▸ What you are asked to do
Only the number is wanted: how many lines contain the string "Advanced"?

▸ Records for this exercise
****************************************

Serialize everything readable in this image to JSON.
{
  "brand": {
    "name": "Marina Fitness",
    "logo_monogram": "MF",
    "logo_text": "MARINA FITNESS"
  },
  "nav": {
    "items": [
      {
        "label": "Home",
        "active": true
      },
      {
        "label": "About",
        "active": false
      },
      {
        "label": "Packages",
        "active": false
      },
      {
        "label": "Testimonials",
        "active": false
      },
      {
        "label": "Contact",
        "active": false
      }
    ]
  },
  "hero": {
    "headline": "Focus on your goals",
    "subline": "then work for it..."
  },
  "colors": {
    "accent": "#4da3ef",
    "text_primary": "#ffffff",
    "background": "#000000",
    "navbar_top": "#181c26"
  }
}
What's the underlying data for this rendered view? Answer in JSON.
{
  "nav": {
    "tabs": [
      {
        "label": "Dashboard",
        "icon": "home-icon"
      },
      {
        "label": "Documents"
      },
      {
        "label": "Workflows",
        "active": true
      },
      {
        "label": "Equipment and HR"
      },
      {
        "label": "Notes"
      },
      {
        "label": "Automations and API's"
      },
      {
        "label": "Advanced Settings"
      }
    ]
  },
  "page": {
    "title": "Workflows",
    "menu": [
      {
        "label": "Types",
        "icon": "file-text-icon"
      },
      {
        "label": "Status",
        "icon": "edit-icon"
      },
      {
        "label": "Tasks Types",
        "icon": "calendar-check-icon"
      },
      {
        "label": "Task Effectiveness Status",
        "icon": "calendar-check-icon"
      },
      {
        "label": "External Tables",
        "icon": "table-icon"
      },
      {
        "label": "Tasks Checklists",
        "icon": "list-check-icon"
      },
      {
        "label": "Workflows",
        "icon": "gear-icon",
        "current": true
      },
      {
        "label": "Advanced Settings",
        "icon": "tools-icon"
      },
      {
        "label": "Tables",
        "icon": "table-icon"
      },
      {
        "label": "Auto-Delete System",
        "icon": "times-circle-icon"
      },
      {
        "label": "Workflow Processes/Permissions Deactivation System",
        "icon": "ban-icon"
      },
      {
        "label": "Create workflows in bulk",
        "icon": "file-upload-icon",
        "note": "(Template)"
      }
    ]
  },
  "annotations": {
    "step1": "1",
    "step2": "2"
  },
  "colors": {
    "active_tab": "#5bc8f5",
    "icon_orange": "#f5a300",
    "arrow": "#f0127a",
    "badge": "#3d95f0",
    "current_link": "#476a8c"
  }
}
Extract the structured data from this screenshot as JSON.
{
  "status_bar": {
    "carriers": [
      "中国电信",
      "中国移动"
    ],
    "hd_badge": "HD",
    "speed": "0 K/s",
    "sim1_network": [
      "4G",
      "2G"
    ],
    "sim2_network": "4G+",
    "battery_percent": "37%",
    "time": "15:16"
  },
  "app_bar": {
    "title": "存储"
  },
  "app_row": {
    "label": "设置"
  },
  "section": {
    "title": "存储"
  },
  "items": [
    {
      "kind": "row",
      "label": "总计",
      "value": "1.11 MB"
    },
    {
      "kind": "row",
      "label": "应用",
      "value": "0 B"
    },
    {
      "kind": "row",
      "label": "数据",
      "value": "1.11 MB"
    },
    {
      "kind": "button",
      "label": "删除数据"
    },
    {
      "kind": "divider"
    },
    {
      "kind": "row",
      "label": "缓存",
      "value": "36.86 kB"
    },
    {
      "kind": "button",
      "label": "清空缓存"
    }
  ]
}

****************************************

▸ Task output
2